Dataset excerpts
————

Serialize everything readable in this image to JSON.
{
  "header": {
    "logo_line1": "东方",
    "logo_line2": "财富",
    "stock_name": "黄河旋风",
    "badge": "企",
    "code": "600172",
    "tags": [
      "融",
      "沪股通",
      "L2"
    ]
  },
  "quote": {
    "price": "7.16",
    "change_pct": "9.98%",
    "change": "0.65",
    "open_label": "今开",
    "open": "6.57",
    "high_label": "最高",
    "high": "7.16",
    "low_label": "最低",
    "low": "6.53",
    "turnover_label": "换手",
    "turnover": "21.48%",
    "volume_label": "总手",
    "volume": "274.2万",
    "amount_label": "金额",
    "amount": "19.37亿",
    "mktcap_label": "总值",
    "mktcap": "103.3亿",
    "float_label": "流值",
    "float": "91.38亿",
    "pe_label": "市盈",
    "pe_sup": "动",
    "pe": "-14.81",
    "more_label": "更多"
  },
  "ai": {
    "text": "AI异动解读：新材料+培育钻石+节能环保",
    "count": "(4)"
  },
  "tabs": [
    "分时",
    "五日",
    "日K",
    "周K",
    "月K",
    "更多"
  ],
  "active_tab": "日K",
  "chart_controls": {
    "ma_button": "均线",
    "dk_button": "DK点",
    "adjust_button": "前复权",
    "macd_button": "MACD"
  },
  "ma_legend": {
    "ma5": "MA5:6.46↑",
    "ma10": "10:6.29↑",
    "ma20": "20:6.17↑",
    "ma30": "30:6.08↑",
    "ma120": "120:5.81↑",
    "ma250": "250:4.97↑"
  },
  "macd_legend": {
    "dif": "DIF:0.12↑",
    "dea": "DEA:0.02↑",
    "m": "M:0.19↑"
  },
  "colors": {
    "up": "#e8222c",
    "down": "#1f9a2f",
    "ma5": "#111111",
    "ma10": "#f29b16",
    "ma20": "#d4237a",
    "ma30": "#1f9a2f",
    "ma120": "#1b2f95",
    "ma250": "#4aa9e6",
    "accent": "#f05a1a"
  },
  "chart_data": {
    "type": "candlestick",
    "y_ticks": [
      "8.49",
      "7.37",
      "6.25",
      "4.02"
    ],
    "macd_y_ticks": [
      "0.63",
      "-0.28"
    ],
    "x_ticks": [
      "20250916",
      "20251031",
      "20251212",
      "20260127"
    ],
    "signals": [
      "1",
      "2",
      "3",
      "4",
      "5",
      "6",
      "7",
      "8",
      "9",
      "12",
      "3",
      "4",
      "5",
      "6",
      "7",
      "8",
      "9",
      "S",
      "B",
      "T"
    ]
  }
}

————

● STATED EXERCISE: Print back all the lines verbatim.

● FINAL RESULT:
Serialize everything readable in this image to JSON.
{
  "header": {
    "logo_line1": "东方",
    "logo_line2": "财富",
    "stock_name": "黄河旋风",
    "badge": "企",
    "code": "600172",
    "tags": [
      "融",
      "沪股通",
      "L2"
    ]
  },
  "quote": {
    "price": "7.16",
    "change_pct": "9.98%",
    "change": "0.65",
    "open_label": "今开",
    "open": "6.57",
    "high_label": "最高",
    "high": "7.16",
    "low_label": "最低",
    "low": "6.53",
    "turnover_label": "换手",
    "turnover": "21.48%",
    "volume_label": "总手",
    "volume": "274.2万",
    "amount_label": "金额",
    "amount": "19.37亿",
    "mktcap_label": "总值",
    "mktcap": "103.3亿",
    "float_label": "流值",
    "float": "91.38亿",
    "pe_label": "市盈",
    "pe_sup": "动",
    "pe": "-14.81",
    "more_label": "更多"
  },
  "ai": {
    "text": "AI异动解读：新材料+培育钻石+节能环保",
    "count": "(4)"
  },
  "tabs": [
    "分时",
    "五日",
    "日K",
    "周K",
    "月K",
    "更多"
  ],
  "active_tab": "日K",
  "chart_controls": {
    "ma_button": "均线",
    "dk_button": "DK点",
    "adjust_button": "前复权",
    "macd_button": "MACD"
  },
  "ma_legend": {
    "ma5": "MA5:6.46↑",
    "ma10": "10:6.29↑",
    "ma20": "20:6.17↑",
    "ma30": "30:6.08↑",
    "ma120": "120:5.81↑",
    "ma250": "250:4.97↑"
  },
  "macd_legend": {
    "dif": "DIF:0.12↑",
    "dea": "DEA:0.02↑",
    "m": "M:0.19↑"
  },
  "colors": {
    "up": "#e8222c",
    "down": "#1f9a2f",
    "ma5": "#111111",
    "ma10": "#f29b16",
    "ma20": "#d4237a",
    "ma30": "#1f9a2f",
    "ma120": "#1b2f95",
    "ma250": "#4aa9e6",
    "accent": "#f05a1a"
  },
  "chart_data": {
    "type": "candlestick",
    "y_ticks": [
      "8.49",
      "7.37",
      "6.25",
      "4.02"
    ],
    "macd_y_ticks": [
      "0.63",
      "-0.28"
    ],
    "x_ticks": [
      "20250916",
      "20251031",
      "20251212",
      "20260127"
    ],
    "signals": [
      "1",
      "2",
      "3",
      "4",
      "5",
      "6",
      "7",
      "8",
      "9",
      "12",
      "3",
      "4",
      "5",
      "6",
      "7",
      "8",
      "9",
      "S",
      "B",
      "T"
    ]
  }
}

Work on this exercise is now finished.